▶ **Given problem**:
Show all lines holding the string "Wind".

▶ **Extracted information**:

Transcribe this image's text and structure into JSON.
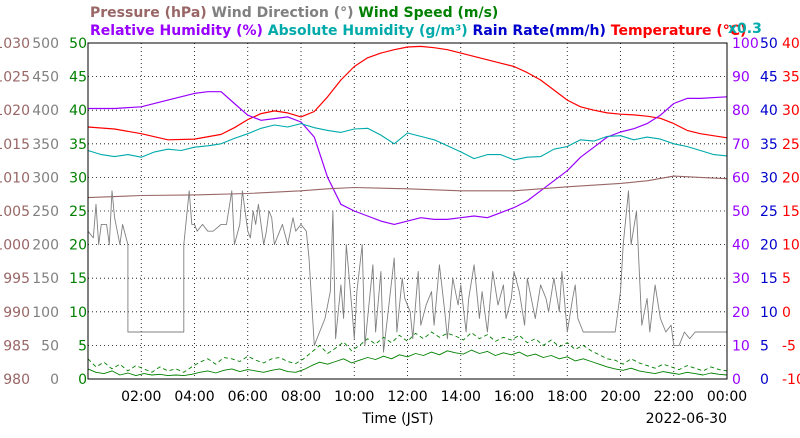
{
  "header": {
    "row1": [
      {
        "text": "Pressure (hPa)",
        "color": "#996666"
      },
      {
        "text": "Wind Direction (°)",
        "color": "#808080"
      },
      {
        "text": "Wind Speed (m/s)",
        "color": "#008000"
      }
    ],
    "row2": [
      {
        "text": "Relative Humidity (%)",
        "color": "#9900ff"
      },
      {
        "text": "Absolute Humidity (g/m³)",
        "color": "#00aaaa"
      },
      {
        "text": "Rain Rate(mm/h)",
        "color": "#0000cc"
      },
      {
        "text": "Temperature (°C)",
        "color": "#ff0000"
      }
    ],
    "scale_note": {
      "text": "x0.3",
      "color": "#00aaaa"
    }
  },
  "footer": {
    "xlabel": "Time (JST)",
    "date": "2022-06-30"
  },
  "chart_data": {
    "type": "line",
    "x_ticks": [
      "02:00",
      "04:00",
      "06:00",
      "08:00",
      "10:00",
      "12:00",
      "14:00",
      "16:00",
      "18:00",
      "20:00",
      "22:00",
      "00:00"
    ],
    "xlim_hours": [
      0,
      24
    ],
    "grid": true,
    "axes": [
      {
        "side": "left",
        "color": "#996666",
        "ticks": [
          "980",
          "985",
          "990",
          "995",
          "1000",
          "1005",
          "1010",
          "1015",
          "1020",
          "1025",
          "1030"
        ],
        "label": "Pressure (hPa)"
      },
      {
        "side": "left",
        "color": "#808080",
        "ticks": [
          "0",
          "50",
          "100",
          "150",
          "200",
          "250",
          "300",
          "350",
          "400",
          "450",
          "500"
        ],
        "label": "Wind Direction (°)"
      },
      {
        "side": "left",
        "color": "#008000",
        "ticks": [
          "0",
          "5",
          "10",
          "15",
          "20",
          "25",
          "30",
          "35",
          "40",
          "45",
          "50"
        ],
        "label": "Wind Speed (m/s)"
      },
      {
        "side": "right",
        "color": "#9900ff",
        "ticks": [
          "0",
          "10",
          "20",
          "30",
          "40",
          "50",
          "60",
          "70",
          "80",
          "90",
          "100"
        ],
        "label": "Relative Humidity (%)"
      },
      {
        "side": "right",
        "color": "#0000cc",
        "ticks": [
          "0",
          "5",
          "10",
          "15",
          "20",
          "25",
          "30",
          "35",
          "40",
          "45",
          "50"
        ],
        "label": "Rain Rate(mm/h)"
      },
      {
        "side": "right",
        "color": "#ff0000",
        "ticks": [
          "-10",
          "-5",
          "0",
          "5",
          "10",
          "15",
          "20",
          "25",
          "30",
          "35",
          "40"
        ],
        "label": "Temperature (°C)"
      }
    ],
    "series": [
      {
        "name": "Temperature (°C)",
        "color": "#ff0000",
        "width": 1.2,
        "dash": "",
        "ylim": [
          -10,
          40
        ],
        "x": [
          0,
          1,
          2,
          3,
          4,
          5,
          5.5,
          6,
          6.5,
          7,
          7.5,
          8,
          8.5,
          9,
          9.5,
          10,
          10.5,
          11,
          11.5,
          12,
          12.5,
          13,
          13.5,
          14,
          14.5,
          15,
          15.5,
          16,
          16.5,
          17,
          17.5,
          18,
          18.5,
          19,
          19.5,
          20,
          20.5,
          21,
          21.5,
          22,
          22.5,
          23,
          24
        ],
        "y": [
          27.5,
          27.2,
          26.5,
          25.6,
          25.7,
          26.4,
          27.4,
          28.6,
          29.5,
          29.9,
          29.6,
          29.0,
          29.8,
          32.0,
          34.5,
          36.5,
          37.8,
          38.5,
          39.0,
          39.4,
          39.5,
          39.3,
          39.0,
          38.5,
          38.0,
          37.5,
          37.0,
          36.5,
          35.6,
          34.5,
          33.0,
          31.5,
          30.5,
          30.0,
          29.6,
          29.4,
          29.3,
          29.1,
          28.8,
          28.0,
          27.0,
          26.5,
          25.9
        ]
      },
      {
        "name": "Relative Humidity (%)",
        "color": "#9900ff",
        "width": 1.2,
        "dash": "",
        "ylim": [
          0,
          100
        ],
        "x": [
          0,
          1,
          2,
          3,
          4,
          4.5,
          5,
          5.5,
          6,
          6.5,
          7,
          7.5,
          8,
          8.5,
          9,
          9.5,
          10,
          10.5,
          11,
          11.5,
          12,
          12.5,
          13,
          13.5,
          14,
          14.5,
          15,
          15.5,
          16,
          16.5,
          17,
          17.5,
          18,
          18.5,
          19,
          19.5,
          20,
          20.5,
          21,
          21.5,
          22,
          22.5,
          23,
          24
        ],
        "y": [
          80.5,
          80.5,
          81.0,
          83.0,
          85.0,
          85.5,
          85.5,
          82.0,
          78.5,
          77.0,
          77.5,
          78.0,
          76.5,
          72.0,
          60.0,
          52.0,
          50.0,
          48.5,
          47.0,
          46.0,
          47.0,
          48.0,
          47.5,
          47.5,
          48.0,
          48.5,
          48.0,
          49.5,
          51.0,
          53.0,
          56.0,
          59.0,
          62.0,
          66.0,
          69.0,
          72.0,
          73.5,
          74.5,
          76.0,
          78.5,
          82.0,
          83.5,
          83.5,
          84.0
        ]
      },
      {
        "name": "Absolute Humidity (g/m³)",
        "color": "#00aaaa",
        "width": 1.1,
        "dash": "",
        "ylim": [
          0,
          50
        ],
        "x": [
          0,
          0.5,
          1,
          1.5,
          2,
          2.5,
          3,
          3.5,
          4,
          4.5,
          5,
          5.5,
          6,
          6.5,
          7,
          7.5,
          8,
          8.5,
          9,
          9.5,
          10,
          10.5,
          11,
          11.5,
          12,
          12.5,
          13,
          13.5,
          14,
          14.5,
          15,
          15.5,
          16,
          16.5,
          17,
          17.5,
          18,
          18.5,
          19,
          19.5,
          20,
          20.5,
          21,
          21.5,
          22,
          22.5,
          23,
          23.5,
          24
        ],
        "y": [
          34.0,
          33.4,
          33.1,
          33.4,
          33.0,
          33.8,
          34.2,
          34.0,
          34.5,
          34.7,
          35.0,
          35.8,
          36.5,
          37.3,
          37.8,
          37.5,
          38.0,
          37.4,
          37.0,
          36.7,
          37.2,
          37.3,
          36.3,
          35.0,
          36.6,
          36.1,
          35.6,
          34.7,
          33.8,
          32.8,
          33.4,
          33.4,
          32.6,
          33.0,
          33.1,
          34.2,
          34.6,
          35.6,
          35.4,
          36.1,
          36.2,
          35.6,
          36.0,
          35.7,
          35.0,
          34.6,
          34.0,
          33.4,
          33.2
        ]
      },
      {
        "name": "Pressure (hPa)",
        "color": "#996666",
        "width": 1.1,
        "dash": "",
        "ylim": [
          980,
          1030
        ],
        "x": [
          0,
          2,
          4,
          6,
          8,
          9,
          10,
          12,
          14,
          16,
          18,
          20,
          21,
          22,
          23,
          24
        ],
        "y": [
          1007.0,
          1007.3,
          1007.4,
          1007.6,
          1008.0,
          1008.3,
          1008.5,
          1008.3,
          1008.0,
          1008.0,
          1008.6,
          1009.1,
          1009.5,
          1010.2,
          1010.0,
          1009.8
        ]
      },
      {
        "name": "Wind Direction (°)",
        "color": "#808080",
        "width": 0.9,
        "dash": "",
        "ylim": [
          0,
          500
        ],
        "x": [
          0,
          0.2,
          0.3,
          0.4,
          0.5,
          0.7,
          0.8,
          0.9,
          1,
          1.2,
          1.3,
          1.5,
          1.5,
          3.6,
          3.6,
          3.8,
          3.9,
          4,
          4.1,
          4.3,
          4.5,
          4.7,
          5,
          5.2,
          5.4,
          5.5,
          5.7,
          5.8,
          6,
          6.1,
          6.2,
          6.3,
          6.4,
          6.6,
          6.7,
          6.8,
          6.9,
          7,
          7.1,
          7.3,
          7.5,
          7.7,
          7.8,
          8,
          8.2,
          8.3,
          8.5,
          8.7,
          8.9,
          9.1,
          9.2,
          9.3,
          9.5,
          9.6,
          9.7,
          9.9,
          10,
          10.1,
          10.3,
          10.4,
          10.5,
          10.7,
          10.8,
          11,
          11.1,
          11.3,
          11.5,
          11.6,
          11.8,
          11.9,
          12.1,
          12.2,
          12.4,
          12.5,
          12.7,
          12.9,
          13,
          13.2,
          13.4,
          13.5,
          13.7,
          13.9,
          14,
          14.2,
          14.3,
          14.5,
          14.7,
          14.8,
          15,
          15.2,
          15.4,
          15.6,
          15.7,
          15.9,
          16,
          16.2,
          16.4,
          16.5,
          16.7,
          16.8,
          17,
          17.2,
          17.3,
          17.5,
          17.7,
          17.8,
          18,
          18.2,
          18.3,
          18.4,
          18.6,
          19,
          19.5,
          19.8,
          20,
          20.1,
          20.3,
          20.4,
          20.6,
          20.8,
          21,
          21.1,
          21.3,
          21.5,
          21.7,
          21.9,
          22,
          22.2,
          22.4,
          22.6,
          22.8,
          23,
          23.3,
          23.6,
          24
        ],
        "y": [
          220,
          210,
          260,
          200,
          230,
          230,
          200,
          280,
          240,
          200,
          230,
          200,
          70,
          70,
          200,
          280,
          230,
          230,
          220,
          230,
          220,
          220,
          230,
          230,
          280,
          200,
          230,
          280,
          220,
          210,
          250,
          230,
          260,
          200,
          220,
          250,
          240,
          200,
          210,
          230,
          200,
          240,
          220,
          230,
          220,
          180,
          50,
          70,
          90,
          130,
          250,
          60,
          140,
          90,
          200,
          110,
          60,
          130,
          200,
          50,
          90,
          170,
          70,
          160,
          40,
          110,
          180,
          70,
          150,
          120,
          100,
          60,
          160,
          80,
          110,
          130,
          80,
          170,
          100,
          60,
          150,
          110,
          140,
          70,
          120,
          170,
          90,
          130,
          70,
          160,
          110,
          140,
          90,
          120,
          160,
          130,
          80,
          150,
          110,
          90,
          140,
          120,
          100,
          150,
          100,
          160,
          70,
          120,
          140,
          90,
          70,
          70,
          70,
          70,
          130,
          200,
          280,
          200,
          250,
          80,
          120,
          70,
          140,
          90,
          70,
          80,
          50,
          50,
          70,
          60,
          70,
          70,
          70,
          70,
          70
        ]
      },
      {
        "name": "Wind Speed (m/s)",
        "color": "#008000",
        "width": 0.9,
        "dash": "",
        "ylim": [
          0,
          50
        ],
        "x": [
          0,
          0.3,
          0.6,
          0.9,
          1.2,
          1.5,
          1.8,
          2.1,
          2.4,
          2.7,
          3,
          3.3,
          3.6,
          3.9,
          4.2,
          4.5,
          4.8,
          5.1,
          5.4,
          5.7,
          6,
          6.3,
          6.6,
          6.9,
          7.2,
          7.5,
          7.8,
          8.1,
          8.4,
          8.7,
          9,
          9.3,
          9.6,
          9.9,
          10.2,
          10.5,
          10.8,
          11.1,
          11.4,
          11.7,
          12,
          12.3,
          12.6,
          12.9,
          13.2,
          13.5,
          13.8,
          14.1,
          14.4,
          14.7,
          15,
          15.3,
          15.6,
          15.9,
          16.2,
          16.5,
          16.8,
          17.1,
          17.4,
          17.7,
          18,
          18.3,
          18.6,
          18.9,
          19.2,
          19.5,
          19.8,
          20.1,
          20.4,
          20.7,
          21,
          21.3,
          21.6,
          21.9,
          22.2,
          22.5,
          22.8,
          23.1,
          23.4,
          23.7,
          24
        ],
        "y": [
          1.5,
          1.0,
          0.8,
          1.2,
          0.6,
          0.9,
          0.5,
          0.8,
          0.6,
          0.7,
          0.5,
          0.6,
          0.5,
          0.7,
          1.0,
          1.2,
          0.9,
          1.3,
          1.5,
          1.1,
          1.4,
          1.2,
          1.0,
          1.3,
          1.5,
          1.1,
          1.0,
          1.4,
          2.0,
          2.5,
          2.2,
          2.6,
          3.0,
          2.4,
          2.8,
          3.2,
          2.9,
          3.4,
          3.0,
          3.6,
          3.3,
          3.8,
          3.5,
          4.0,
          3.6,
          4.2,
          3.9,
          3.7,
          4.3,
          3.8,
          4.1,
          3.5,
          3.9,
          3.6,
          4.0,
          3.4,
          3.7,
          3.2,
          3.5,
          3.0,
          3.3,
          2.7,
          3.0,
          2.6,
          2.2,
          1.8,
          1.5,
          1.3,
          1.6,
          1.2,
          1.0,
          0.8,
          1.1,
          0.9,
          0.7,
          1.0,
          0.8,
          0.6,
          0.9,
          0.7,
          0.6
        ]
      },
      {
        "name": "Wind Speed gust (m/s)",
        "color": "#008000",
        "width": 0.9,
        "dash": "4,3",
        "ylim": [
          0,
          50
        ],
        "x": [
          0,
          0.3,
          0.6,
          0.9,
          1.2,
          1.5,
          1.8,
          2.1,
          2.4,
          2.7,
          3,
          3.3,
          3.6,
          3.9,
          4.2,
          4.5,
          4.8,
          5.1,
          5.4,
          5.7,
          6,
          6.3,
          6.6,
          6.9,
          7.2,
          7.5,
          7.8,
          8.1,
          8.4,
          8.7,
          9,
          9.3,
          9.6,
          9.9,
          10.2,
          10.5,
          10.8,
          11.1,
          11.4,
          11.7,
          12,
          12.3,
          12.6,
          12.9,
          13.2,
          13.5,
          13.8,
          14.1,
          14.4,
          14.7,
          15,
          15.3,
          15.6,
          15.9,
          16.2,
          16.5,
          16.8,
          17.1,
          17.4,
          17.7,
          18,
          18.3,
          18.6,
          18.9,
          19.2,
          19.5,
          19.8,
          20.1,
          20.4,
          20.7,
          21,
          21.3,
          21.6,
          21.9,
          22.2,
          22.5,
          22.8,
          23.1,
          23.4,
          23.7,
          24
        ],
        "y": [
          3.0,
          1.8,
          2.5,
          1.5,
          2.2,
          1.2,
          2.0,
          1.5,
          1.0,
          1.8,
          1.2,
          1.5,
          1.0,
          1.8,
          2.5,
          3.0,
          2.2,
          3.2,
          3.0,
          2.6,
          3.4,
          2.8,
          2.4,
          3.0,
          3.2,
          2.6,
          2.3,
          3.0,
          4.0,
          5.0,
          3.8,
          4.6,
          5.5,
          4.2,
          5.0,
          6.0,
          5.2,
          6.2,
          5.4,
          6.5,
          5.6,
          6.8,
          6.0,
          7.0,
          6.2,
          6.8,
          6.4,
          5.8,
          6.9,
          6.0,
          6.6,
          5.6,
          6.2,
          5.8,
          6.5,
          5.4,
          6.0,
          5.0,
          5.8,
          4.8,
          5.4,
          4.4,
          5.0,
          4.2,
          3.6,
          3.0,
          2.8,
          2.2,
          3.0,
          2.4,
          2.0,
          1.6,
          2.2,
          1.8,
          1.4,
          2.0,
          1.6,
          1.2,
          1.8,
          1.4,
          1.2
        ]
      },
      {
        "name": "Rain Rate(mm/h)",
        "color": "#0000cc",
        "width": 1.0,
        "dash": "",
        "ylim": [
          0,
          50
        ],
        "x": [
          0,
          24
        ],
        "y": [
          0,
          0
        ]
      }
    ]
  }
}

▶ **Result for this task**:
        "text": "Wind Direction (°)",
        "text": "Wind Speed (m/s)",
        "label": "Wind Direction (°)"
        "label": "Wind Speed (m/s)"
        "name": "Wind Direction (°)",
        "name": "Wind Speed (m/s)",
        "name": "Wind Speed gust (m/s)",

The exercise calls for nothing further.